• [Job]
Find the lines holding the string "with" in the data, then copy all of them.

• [Data in this exercise]
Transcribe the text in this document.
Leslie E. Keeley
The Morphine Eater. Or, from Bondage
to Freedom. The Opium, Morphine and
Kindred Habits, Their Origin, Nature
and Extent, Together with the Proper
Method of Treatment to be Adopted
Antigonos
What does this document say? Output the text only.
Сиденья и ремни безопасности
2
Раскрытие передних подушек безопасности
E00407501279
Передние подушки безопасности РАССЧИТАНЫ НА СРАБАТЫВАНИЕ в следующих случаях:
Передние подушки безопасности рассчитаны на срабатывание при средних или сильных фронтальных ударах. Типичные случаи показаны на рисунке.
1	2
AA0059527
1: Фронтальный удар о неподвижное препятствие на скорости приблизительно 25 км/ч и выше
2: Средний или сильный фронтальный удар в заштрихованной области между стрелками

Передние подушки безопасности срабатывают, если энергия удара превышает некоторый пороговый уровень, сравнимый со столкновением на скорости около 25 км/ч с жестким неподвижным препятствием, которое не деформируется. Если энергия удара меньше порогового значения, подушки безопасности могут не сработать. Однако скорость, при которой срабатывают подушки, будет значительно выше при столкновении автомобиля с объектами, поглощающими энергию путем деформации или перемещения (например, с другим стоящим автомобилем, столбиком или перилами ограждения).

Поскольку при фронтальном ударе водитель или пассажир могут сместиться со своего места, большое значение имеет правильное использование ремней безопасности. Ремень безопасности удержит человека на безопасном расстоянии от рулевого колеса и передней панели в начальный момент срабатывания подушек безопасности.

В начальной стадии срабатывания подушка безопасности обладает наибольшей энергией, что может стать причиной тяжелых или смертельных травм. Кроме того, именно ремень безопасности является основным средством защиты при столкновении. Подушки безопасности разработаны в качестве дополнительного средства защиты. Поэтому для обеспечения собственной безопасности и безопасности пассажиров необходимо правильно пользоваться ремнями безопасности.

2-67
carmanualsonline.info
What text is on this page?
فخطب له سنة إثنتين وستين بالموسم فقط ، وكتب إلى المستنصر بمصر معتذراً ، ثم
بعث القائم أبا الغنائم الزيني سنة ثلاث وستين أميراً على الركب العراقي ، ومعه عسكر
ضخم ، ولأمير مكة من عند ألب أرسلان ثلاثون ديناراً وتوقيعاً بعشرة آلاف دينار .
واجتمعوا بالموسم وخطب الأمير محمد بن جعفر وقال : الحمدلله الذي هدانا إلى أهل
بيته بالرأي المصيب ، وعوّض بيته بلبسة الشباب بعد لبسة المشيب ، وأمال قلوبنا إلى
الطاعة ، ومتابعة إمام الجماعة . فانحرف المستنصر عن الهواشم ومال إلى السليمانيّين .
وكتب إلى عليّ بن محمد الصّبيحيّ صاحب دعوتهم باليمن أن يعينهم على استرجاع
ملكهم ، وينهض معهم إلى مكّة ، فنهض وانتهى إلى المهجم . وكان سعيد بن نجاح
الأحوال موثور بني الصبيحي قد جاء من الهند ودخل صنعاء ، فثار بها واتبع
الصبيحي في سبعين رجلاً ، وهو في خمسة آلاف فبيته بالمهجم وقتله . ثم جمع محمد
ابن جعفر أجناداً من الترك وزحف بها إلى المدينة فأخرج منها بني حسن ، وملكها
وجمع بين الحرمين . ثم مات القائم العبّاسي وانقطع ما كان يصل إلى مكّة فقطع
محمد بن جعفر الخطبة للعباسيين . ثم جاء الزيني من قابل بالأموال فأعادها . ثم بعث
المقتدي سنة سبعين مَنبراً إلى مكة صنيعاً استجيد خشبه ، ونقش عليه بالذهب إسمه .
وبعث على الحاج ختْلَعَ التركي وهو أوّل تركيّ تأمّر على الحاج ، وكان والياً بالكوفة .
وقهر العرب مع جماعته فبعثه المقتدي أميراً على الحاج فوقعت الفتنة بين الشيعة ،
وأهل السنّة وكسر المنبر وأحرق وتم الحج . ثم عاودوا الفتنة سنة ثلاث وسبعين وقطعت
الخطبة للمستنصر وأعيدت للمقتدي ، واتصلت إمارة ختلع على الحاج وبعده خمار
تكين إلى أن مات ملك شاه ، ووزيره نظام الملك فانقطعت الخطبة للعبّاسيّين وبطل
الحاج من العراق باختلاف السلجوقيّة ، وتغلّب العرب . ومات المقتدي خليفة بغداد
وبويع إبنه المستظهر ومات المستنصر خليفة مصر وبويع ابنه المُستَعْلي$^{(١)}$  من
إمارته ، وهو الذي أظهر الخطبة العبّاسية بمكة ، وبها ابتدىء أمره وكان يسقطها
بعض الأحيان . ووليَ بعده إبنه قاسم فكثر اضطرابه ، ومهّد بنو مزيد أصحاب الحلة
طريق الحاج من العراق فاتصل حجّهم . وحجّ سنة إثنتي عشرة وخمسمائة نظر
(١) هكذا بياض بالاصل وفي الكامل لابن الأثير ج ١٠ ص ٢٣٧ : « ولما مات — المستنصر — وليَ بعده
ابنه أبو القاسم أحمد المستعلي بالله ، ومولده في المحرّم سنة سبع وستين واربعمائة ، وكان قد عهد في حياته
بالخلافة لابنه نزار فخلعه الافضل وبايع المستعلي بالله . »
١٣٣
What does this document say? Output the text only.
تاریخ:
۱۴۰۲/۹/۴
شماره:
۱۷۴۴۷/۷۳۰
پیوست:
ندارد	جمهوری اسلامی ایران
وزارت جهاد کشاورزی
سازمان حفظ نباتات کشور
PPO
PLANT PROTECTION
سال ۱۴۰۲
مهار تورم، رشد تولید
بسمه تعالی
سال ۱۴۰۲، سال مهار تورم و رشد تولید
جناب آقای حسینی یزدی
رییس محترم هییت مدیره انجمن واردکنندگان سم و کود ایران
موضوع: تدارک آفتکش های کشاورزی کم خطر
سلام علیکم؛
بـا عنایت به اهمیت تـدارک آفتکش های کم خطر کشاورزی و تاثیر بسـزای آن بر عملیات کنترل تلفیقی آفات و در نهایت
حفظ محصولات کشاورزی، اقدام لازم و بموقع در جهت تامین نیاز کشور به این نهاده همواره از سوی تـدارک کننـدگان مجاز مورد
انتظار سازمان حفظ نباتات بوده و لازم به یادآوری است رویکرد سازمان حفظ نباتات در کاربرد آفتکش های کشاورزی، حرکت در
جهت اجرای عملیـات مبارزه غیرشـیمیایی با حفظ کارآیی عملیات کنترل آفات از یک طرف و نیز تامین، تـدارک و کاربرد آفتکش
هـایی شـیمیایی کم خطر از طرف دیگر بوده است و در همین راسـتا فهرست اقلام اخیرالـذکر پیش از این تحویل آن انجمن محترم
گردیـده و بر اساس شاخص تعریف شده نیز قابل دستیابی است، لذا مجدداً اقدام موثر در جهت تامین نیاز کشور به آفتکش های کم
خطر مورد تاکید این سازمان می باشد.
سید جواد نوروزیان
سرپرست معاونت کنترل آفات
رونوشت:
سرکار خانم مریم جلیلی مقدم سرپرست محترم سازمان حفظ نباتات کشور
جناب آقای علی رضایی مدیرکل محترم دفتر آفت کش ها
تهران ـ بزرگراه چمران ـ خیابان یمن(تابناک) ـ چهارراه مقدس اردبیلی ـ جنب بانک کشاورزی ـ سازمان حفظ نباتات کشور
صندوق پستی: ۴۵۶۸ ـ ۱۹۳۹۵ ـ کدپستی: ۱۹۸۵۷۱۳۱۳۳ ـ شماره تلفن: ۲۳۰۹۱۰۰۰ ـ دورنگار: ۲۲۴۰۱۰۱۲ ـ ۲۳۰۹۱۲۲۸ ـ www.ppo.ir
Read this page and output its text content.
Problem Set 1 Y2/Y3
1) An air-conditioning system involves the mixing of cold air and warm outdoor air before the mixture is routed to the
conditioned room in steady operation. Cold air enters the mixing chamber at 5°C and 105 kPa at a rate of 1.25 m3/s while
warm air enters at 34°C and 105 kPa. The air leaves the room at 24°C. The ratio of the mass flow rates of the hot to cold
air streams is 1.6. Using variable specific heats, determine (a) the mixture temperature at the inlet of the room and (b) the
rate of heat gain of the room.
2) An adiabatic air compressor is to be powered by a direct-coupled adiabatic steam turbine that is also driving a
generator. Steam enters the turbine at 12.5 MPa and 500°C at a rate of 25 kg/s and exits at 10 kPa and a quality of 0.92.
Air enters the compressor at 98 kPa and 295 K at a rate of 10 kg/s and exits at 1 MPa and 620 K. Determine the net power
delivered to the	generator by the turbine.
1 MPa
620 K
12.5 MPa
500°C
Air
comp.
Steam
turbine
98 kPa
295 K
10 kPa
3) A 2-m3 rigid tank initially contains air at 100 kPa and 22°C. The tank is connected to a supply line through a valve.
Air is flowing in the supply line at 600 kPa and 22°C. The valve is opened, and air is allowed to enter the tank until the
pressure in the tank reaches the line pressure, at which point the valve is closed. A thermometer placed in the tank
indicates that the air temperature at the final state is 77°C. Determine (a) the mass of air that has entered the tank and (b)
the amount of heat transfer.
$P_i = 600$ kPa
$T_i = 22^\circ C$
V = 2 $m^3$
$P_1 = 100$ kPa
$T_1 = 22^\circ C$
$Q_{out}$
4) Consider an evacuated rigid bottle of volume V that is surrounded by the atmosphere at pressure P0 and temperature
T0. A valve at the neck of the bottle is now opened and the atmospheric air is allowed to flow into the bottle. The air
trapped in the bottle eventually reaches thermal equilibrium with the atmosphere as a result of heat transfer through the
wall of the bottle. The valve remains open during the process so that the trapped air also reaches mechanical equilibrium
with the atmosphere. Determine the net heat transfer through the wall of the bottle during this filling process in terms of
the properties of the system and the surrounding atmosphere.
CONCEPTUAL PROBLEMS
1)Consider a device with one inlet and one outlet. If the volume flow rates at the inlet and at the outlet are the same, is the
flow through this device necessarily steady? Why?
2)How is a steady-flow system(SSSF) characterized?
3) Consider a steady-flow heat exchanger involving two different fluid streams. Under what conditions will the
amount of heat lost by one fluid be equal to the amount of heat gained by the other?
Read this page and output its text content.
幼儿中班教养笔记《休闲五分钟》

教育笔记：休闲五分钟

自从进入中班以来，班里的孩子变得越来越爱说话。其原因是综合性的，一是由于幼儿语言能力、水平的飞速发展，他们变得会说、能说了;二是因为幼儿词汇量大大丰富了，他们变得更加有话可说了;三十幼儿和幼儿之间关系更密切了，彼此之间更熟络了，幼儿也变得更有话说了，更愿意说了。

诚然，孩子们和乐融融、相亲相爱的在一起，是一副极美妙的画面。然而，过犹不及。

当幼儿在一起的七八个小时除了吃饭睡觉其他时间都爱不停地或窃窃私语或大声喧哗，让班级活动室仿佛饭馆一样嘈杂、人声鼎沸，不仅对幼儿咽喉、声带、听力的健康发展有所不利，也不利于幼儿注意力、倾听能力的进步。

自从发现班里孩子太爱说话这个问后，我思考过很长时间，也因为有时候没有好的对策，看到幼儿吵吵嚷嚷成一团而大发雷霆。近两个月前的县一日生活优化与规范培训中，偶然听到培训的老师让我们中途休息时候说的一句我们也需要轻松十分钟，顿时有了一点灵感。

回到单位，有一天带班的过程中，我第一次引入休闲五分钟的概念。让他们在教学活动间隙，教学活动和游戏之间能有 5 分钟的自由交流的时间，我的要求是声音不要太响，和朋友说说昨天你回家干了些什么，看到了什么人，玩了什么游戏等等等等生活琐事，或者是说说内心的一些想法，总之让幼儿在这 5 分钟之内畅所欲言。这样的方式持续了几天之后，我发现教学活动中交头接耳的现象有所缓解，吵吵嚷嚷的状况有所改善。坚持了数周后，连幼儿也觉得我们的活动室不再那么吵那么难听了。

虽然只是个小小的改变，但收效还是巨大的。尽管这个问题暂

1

• [Written reply]
and Extent, Together with the Proper
trapped in the bottle eventually reaches thermal equilibrium with the atmosphere as a result of heat transfer through the
with the atmosphere. Determine the net heat transfer through the wall of the bottle during this filling process in terms of
1)Consider a device with one inlet and one outlet. If the volume flow rates at the inlet and at the outlet are the same, is the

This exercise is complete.